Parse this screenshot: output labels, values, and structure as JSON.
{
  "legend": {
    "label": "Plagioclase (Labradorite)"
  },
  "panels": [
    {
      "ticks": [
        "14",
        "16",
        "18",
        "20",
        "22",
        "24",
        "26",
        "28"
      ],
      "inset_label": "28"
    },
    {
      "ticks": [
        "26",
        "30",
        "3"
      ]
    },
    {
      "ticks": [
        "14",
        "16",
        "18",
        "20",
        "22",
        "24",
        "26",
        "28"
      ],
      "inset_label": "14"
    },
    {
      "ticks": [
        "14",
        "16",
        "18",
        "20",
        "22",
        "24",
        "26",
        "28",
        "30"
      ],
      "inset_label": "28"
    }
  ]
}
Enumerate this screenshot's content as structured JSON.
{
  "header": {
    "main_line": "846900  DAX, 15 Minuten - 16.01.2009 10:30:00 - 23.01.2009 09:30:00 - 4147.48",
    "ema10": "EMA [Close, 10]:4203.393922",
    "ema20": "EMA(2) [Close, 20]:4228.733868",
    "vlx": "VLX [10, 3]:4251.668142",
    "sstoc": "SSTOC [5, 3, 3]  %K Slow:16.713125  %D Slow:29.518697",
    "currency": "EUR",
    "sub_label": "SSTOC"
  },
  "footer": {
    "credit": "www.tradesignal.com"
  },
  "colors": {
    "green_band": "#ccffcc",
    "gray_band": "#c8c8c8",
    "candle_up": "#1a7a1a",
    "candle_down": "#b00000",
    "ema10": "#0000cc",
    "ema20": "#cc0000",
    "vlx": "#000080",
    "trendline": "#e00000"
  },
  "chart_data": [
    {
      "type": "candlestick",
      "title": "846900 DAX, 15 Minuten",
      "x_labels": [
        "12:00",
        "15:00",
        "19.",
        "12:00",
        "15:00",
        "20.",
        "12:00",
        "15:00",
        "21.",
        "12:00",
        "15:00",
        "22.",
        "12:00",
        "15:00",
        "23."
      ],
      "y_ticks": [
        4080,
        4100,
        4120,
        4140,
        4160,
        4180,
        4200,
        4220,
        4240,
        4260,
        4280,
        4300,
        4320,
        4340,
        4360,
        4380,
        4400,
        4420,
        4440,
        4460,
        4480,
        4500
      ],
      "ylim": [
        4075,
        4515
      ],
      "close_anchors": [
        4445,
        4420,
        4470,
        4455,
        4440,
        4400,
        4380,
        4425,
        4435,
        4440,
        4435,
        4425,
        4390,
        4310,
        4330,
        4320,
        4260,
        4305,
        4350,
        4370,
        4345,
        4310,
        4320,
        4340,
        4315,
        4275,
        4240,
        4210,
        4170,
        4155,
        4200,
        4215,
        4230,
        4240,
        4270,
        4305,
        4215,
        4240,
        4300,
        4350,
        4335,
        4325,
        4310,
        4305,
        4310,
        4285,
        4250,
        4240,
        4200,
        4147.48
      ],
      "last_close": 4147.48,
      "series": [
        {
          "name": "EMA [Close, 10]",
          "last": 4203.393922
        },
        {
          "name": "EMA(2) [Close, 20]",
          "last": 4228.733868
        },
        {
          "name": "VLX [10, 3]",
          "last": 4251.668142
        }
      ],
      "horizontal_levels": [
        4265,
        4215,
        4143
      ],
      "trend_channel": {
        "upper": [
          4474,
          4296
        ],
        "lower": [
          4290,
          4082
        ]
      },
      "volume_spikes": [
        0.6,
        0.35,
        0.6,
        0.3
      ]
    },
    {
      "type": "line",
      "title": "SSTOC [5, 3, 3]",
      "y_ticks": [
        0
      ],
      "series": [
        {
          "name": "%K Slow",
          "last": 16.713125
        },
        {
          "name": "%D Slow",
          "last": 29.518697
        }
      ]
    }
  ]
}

******

» **Task goal**
Work out how many lines of the listing above include "screenshot". Answer with the number and nothing more.

» **Reply to the exercise**
2